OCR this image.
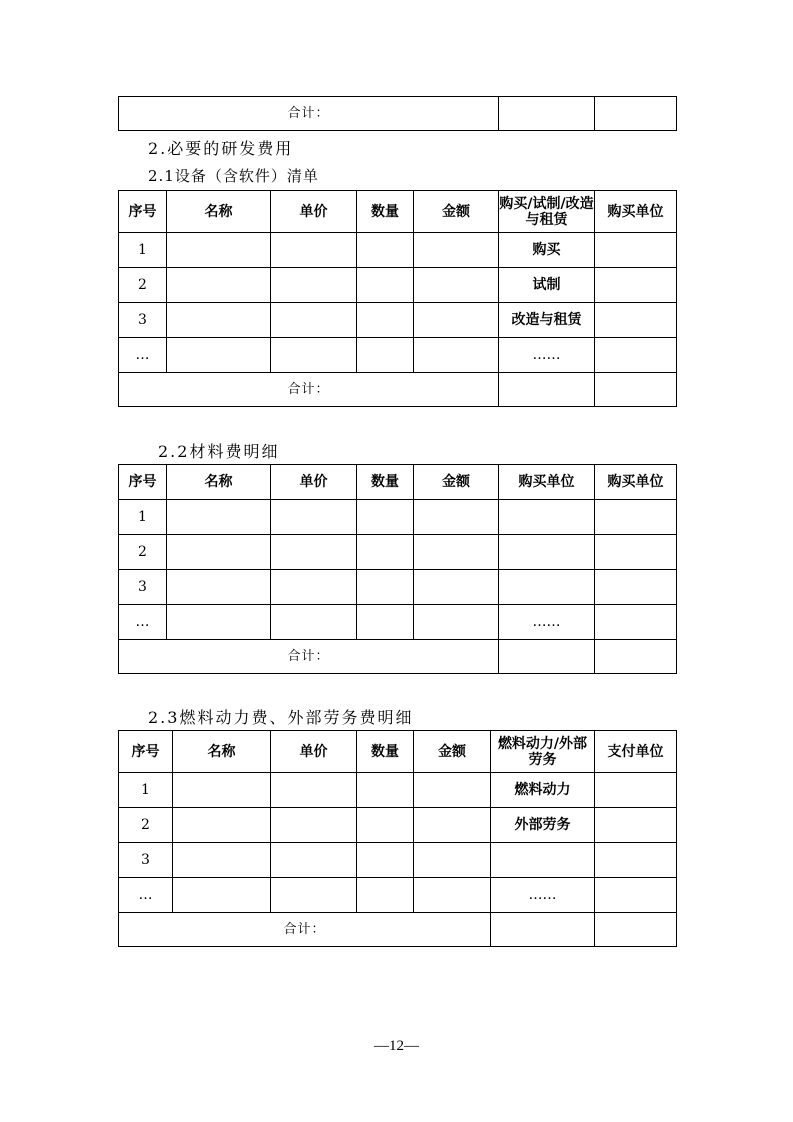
合计：		
2.必要的研发费用
2.1设备（含软件）清单
序号	名称	单价	数量	金额	购买/试制/改造与租赁	购买单位
1					购买	
2					试制	
3					改造与租赁	
…					……	
合计：						
2.2材料费明细
序号	名称	单价	数量	金额	购买单位	购买单位
1						
2						
3						
…					……	
合计：						
2.3燃料动力费、外部劳务费明细
序号	名称	单价	数量	金额	燃料动力/外部劳务	支付单位
1					燃料动力	
2					外部劳务	
3						
…					……	
合计：						
—12—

**********

● **EXERCISE BRIEF**
Apart from the pictures, the entries above are to be repeated in full and exactly.

● **COMPLETE ANSWER**
OCR this image.
合计：		
2.必要的研发费用
2.1设备（含软件）清单
序号	名称	单价	数量	金额	购买/试制/改造与租赁	购买单位
1					购买	
2					试制	
3					改造与租赁	
…					……	
合计：						
2.2材料费明细
序号	名称	单价	数量	金额	购买单位	购买单位
1						
2						
3						
…					……	
合计：						
2.3燃料动力费、外部劳务费明细
序号	名称	单价	数量	金额	燃料动力/外部劳务	支付单位
1					燃料动力	
2					外部劳务	
3						
…					……	
合计：						
—12—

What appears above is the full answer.